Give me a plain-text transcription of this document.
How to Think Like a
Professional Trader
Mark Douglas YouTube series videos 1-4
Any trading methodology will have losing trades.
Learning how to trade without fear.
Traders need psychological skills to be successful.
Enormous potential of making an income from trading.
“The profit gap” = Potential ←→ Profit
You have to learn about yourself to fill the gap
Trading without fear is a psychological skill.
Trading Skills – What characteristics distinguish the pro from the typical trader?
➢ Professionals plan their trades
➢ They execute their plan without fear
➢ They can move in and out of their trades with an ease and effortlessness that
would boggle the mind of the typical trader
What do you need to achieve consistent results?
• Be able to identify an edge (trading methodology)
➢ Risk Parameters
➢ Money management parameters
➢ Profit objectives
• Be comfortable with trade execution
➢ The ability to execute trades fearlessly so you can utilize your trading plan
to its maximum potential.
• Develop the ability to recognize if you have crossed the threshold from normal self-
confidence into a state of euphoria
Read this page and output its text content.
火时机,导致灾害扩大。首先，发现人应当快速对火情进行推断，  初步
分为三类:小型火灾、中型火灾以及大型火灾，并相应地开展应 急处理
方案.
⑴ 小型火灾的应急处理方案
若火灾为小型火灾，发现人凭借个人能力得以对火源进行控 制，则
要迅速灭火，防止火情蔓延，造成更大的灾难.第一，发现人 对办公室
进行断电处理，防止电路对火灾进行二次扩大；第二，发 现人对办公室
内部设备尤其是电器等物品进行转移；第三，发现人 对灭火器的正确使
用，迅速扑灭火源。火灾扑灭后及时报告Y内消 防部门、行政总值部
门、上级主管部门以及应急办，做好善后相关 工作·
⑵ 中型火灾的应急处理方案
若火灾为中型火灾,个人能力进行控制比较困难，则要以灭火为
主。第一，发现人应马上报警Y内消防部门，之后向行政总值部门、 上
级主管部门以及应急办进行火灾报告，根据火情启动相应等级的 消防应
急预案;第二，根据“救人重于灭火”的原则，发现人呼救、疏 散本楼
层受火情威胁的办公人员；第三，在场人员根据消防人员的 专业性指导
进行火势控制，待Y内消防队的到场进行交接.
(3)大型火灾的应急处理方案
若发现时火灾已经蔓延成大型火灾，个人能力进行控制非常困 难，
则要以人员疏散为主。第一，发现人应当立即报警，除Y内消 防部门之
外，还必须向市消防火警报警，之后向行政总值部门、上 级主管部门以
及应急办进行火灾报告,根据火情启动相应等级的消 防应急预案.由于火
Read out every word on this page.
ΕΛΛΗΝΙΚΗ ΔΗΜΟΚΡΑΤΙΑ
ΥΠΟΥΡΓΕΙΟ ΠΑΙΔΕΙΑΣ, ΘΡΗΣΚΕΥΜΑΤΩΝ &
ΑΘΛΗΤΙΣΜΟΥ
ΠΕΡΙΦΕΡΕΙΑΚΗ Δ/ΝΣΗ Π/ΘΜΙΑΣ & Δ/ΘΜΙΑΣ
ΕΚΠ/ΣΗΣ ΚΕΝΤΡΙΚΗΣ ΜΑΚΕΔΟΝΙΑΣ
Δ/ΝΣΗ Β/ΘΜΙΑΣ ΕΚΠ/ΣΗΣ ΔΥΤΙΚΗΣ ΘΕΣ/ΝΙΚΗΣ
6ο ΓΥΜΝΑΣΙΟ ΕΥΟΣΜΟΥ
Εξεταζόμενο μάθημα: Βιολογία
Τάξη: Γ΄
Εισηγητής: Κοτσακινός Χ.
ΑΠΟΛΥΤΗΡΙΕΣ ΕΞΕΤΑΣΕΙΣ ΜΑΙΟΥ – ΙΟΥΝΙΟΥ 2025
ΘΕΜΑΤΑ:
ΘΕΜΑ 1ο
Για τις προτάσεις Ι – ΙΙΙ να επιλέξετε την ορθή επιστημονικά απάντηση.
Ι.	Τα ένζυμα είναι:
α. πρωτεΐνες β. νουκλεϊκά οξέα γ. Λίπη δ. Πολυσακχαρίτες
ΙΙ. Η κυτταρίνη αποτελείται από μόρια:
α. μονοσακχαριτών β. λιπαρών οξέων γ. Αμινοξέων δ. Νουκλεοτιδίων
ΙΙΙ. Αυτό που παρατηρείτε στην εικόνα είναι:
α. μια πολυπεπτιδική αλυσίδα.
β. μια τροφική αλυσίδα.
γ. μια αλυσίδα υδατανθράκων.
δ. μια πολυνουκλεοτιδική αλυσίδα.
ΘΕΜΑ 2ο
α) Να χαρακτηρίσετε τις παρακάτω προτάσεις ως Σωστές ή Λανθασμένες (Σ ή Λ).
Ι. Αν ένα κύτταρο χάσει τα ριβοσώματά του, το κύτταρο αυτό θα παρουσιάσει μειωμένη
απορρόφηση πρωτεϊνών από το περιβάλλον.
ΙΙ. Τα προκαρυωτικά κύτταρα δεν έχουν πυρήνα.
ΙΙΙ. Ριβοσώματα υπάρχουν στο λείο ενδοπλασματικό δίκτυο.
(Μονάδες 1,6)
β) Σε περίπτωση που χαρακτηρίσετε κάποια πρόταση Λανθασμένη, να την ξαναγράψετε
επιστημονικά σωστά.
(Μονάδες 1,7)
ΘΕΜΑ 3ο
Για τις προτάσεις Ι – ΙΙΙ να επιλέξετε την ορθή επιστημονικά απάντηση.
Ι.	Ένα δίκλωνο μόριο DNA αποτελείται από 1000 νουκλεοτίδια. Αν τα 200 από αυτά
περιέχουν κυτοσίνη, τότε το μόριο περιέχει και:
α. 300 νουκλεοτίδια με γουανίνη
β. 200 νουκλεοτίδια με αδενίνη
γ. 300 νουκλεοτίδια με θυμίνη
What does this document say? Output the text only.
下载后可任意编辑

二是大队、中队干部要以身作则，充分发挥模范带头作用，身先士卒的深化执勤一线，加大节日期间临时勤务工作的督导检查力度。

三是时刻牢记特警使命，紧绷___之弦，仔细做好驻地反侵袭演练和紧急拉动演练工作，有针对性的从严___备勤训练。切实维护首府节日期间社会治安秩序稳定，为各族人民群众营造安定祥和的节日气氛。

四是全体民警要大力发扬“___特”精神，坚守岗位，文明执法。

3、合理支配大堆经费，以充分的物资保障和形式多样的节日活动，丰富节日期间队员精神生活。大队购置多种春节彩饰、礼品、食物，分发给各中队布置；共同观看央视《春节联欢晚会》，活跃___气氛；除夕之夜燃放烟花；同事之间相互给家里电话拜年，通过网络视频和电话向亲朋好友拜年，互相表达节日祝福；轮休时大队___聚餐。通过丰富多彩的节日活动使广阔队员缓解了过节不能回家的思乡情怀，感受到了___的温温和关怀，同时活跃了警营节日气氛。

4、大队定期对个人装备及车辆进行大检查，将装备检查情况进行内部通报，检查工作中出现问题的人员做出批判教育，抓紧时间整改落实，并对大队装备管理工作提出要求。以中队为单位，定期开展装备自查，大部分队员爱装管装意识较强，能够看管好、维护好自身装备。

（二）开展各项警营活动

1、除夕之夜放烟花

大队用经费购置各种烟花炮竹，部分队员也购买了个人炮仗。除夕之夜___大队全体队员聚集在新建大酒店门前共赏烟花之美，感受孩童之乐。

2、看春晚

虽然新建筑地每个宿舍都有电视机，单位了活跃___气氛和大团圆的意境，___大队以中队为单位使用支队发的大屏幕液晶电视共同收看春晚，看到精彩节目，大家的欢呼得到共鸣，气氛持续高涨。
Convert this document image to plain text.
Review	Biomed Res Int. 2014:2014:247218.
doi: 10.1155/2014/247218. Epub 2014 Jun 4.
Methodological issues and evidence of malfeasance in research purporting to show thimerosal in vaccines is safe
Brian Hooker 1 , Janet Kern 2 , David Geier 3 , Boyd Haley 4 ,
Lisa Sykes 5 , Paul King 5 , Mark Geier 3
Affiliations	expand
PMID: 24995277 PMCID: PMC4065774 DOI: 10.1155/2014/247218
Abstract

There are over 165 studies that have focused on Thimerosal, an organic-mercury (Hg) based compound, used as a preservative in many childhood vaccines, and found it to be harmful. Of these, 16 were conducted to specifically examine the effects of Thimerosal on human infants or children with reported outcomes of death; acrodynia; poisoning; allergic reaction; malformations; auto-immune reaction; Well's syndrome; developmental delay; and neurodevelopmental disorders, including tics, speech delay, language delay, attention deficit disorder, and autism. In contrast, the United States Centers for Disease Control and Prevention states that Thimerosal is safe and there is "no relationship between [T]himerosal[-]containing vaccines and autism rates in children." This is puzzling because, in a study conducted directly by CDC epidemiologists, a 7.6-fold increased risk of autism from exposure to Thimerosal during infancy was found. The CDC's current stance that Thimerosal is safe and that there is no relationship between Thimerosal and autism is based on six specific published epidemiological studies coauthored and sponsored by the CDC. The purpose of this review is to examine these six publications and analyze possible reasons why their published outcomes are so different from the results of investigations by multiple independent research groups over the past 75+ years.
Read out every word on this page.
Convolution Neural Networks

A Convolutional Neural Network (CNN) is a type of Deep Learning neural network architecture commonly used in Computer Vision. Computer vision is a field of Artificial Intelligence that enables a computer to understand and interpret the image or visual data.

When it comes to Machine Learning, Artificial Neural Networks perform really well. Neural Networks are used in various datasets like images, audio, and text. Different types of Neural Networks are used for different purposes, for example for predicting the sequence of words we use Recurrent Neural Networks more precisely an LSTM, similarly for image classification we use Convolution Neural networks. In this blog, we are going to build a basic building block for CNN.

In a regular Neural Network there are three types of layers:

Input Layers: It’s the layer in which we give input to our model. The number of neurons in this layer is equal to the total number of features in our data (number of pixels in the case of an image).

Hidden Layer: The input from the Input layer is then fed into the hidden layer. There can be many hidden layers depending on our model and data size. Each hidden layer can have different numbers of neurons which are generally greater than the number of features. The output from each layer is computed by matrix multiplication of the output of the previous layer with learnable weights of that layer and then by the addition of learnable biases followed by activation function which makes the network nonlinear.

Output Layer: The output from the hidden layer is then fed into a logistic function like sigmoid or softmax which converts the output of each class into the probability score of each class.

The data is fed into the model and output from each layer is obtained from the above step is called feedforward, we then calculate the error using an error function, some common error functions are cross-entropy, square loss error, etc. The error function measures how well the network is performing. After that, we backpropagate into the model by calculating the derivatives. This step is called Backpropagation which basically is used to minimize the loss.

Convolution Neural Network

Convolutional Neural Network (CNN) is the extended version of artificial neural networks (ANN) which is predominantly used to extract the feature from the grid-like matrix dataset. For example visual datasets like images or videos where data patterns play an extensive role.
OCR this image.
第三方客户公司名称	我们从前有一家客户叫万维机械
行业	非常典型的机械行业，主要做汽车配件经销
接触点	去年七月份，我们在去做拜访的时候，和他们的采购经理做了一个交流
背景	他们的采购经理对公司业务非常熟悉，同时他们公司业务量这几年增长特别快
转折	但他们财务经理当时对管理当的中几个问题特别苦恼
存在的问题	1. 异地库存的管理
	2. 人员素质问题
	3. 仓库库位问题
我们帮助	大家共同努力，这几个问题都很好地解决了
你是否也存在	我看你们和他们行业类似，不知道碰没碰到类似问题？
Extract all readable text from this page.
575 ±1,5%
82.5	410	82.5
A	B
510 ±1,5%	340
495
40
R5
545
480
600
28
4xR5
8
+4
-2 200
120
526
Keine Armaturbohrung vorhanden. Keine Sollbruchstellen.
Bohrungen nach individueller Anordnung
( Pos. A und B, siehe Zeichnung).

——

> WHAT IS NEEDED: Return the line that contains "OCR this image." and all lines after it, verbatim, and nothing else.

> RESULT OF THIS EXERCISE:
OCR this image.
第三方客户公司名称	我们从前有一家客户叫万维机械
行业	非常典型的机械行业，主要做汽车配件经销
接触点	去年七月份，我们在去做拜访的时候，和他们的采购经理做了一个交流
背景	他们的采购经理对公司业务非常熟悉，同时他们公司业务量这几年增长特别快
转折	但他们财务经理当时对管理当的中几个问题特别苦恼
存在的问题	1. 异地库存的管理
	2. 人员素质问题
	3. 仓库库位问题
我们帮助	大家共同努力，这几个问题都很好地解决了
你是否也存在	我看你们和他们行业类似，不知道碰没碰到类似问题？
Extract all readable text from this page.
575 ±1,5%
82.5	410	82.5
A	B
510 ±1,5%	340
495
40
R5
545
480
600
28
4xR5
8
+4
-2 200
120
526
Keine Armaturbohrung vorhanden. Keine Sollbruchstellen.
Bohrungen nach individueller Anordnung
( Pos. A und B, siehe Zeichnung).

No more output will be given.